▶ Dataset:
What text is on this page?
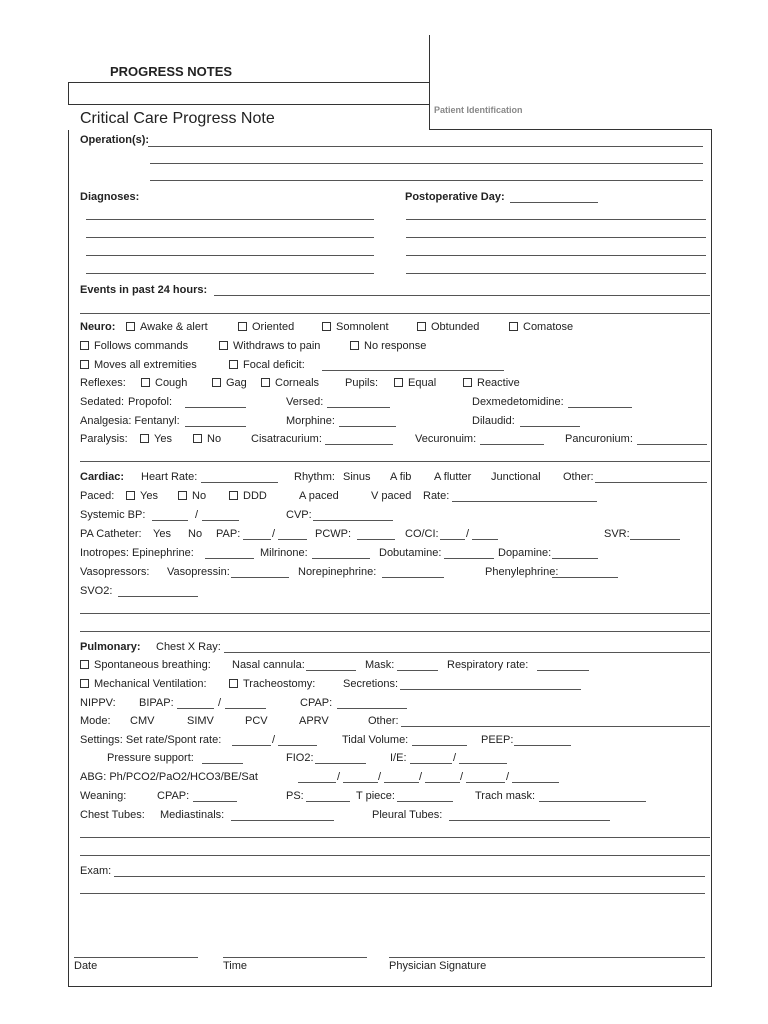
PROGRESS NOTES
Critical Care Progress Note	Patient Identification
Operation(s):
Diagnoses:	Postoperative Day:
Events in past 24 hours:
Neuro:	Awake & alert	Oriented	Somnolent	Obtunded	Comatose
Follows commands	Withdraws to pain	No response
Moves all extremities	Focal deficit:
Reflexes:	Cough	Gag	Corneals Pupils:	Equal	Reactive
Sedated: Propofol:	Versed:	Dexmedetomidine:
Analgesia: Fentanyl:	Morphine:	Dilaudid:
Paralysis:	Yes	No	Cisatracurium:	Vecuronuim:	Pancuronium:
Cardiac: Heart Rate:	Rhythm: Sinus A fib A flutter Junctional Other:
Paced:	Yes	No	DDD	A paced	V paced Rate:
Systemic BP:	/	CVP:
PA Catheter: Yes No PAP:	/	PCWP:	CO/CI: /	SVR:
Inotropes: Epinephrine:	Milrinone:	Dobutamine:	Dopamine:
Vasopressors: Vasopressin:	Norepinephrine:	Phenylephrine:
SVO2:
Pulmonary: Chest X Ray:
Spontaneous breathing: Nasal cannula:	Mask:	Respiratory rate:
Mechanical Ventilation:	Tracheostomy:	Secretions:
NIPPV: BIPAP:	/	CPAP:
Mode: CMV	SIMV	PCV	APRV	Other:
Settings: Set rate/Spont rate:	/	Tidal Volume:	PEEP:
Pressure support:	FIO2:	I/E:	/
ABG: Ph/PCO2/PaO2/HCO3/BE/Sat	/	/	/	/	/
Weaning:	CPAP:	PS:	T piece:	Trach mask:
Chest Tubes: Mediastinals:	Pleural Tubes:
Exam:
Date	Time	Physician Signature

▶ Task prompt: In the copy, include no pictures; restate the listing above exactly.

▶ Exercise response:
What text is on this page?
PROGRESS NOTES
Critical Care Progress Note	Patient Identification
Operation(s):
Diagnoses:	Postoperative Day:
Events in past 24 hours:
Neuro:	Awake & alert	Oriented	Somnolent	Obtunded	Comatose
Follows commands	Withdraws to pain	No response
Moves all extremities	Focal deficit:
Reflexes:	Cough	Gag	Corneals Pupils:	Equal	Reactive
Sedated: Propofol:	Versed:	Dexmedetomidine:
Analgesia: Fentanyl:	Morphine:	Dilaudid:
Paralysis:	Yes	No	Cisatracurium:	Vecuronuim:	Pancuronium:
Cardiac: Heart Rate:	Rhythm: Sinus A fib A flutter Junctional Other:
Paced:	Yes	No	DDD	A paced	V paced Rate:
Systemic BP:	/	CVP:
PA Catheter: Yes No PAP:	/	PCWP:	CO/CI: /	SVR:
Inotropes: Epinephrine:	Milrinone:	Dobutamine:	Dopamine:
Vasopressors: Vasopressin:	Norepinephrine:	Phenylephrine:
SVO2:
Pulmonary: Chest X Ray:
Spontaneous breathing: Nasal cannula:	Mask:	Respiratory rate:
Mechanical Ventilation:	Tracheostomy:	Secretions:
NIPPV: BIPAP:	/	CPAP:
Mode: CMV	SIMV	PCV	APRV	Other:
Settings: Set rate/Spont rate:	/	Tidal Volume:	PEEP:
Pressure support:	FIO2:	I/E:	/
ABG: Ph/PCO2/PaO2/HCO3/BE/Sat	/	/	/	/	/
Weaning:	CPAP:	PS:	T piece:	Trach mask:
Chest Tubes: Mediastinals:	Pleural Tubes:
Exam:
Date	Time	Physician Signature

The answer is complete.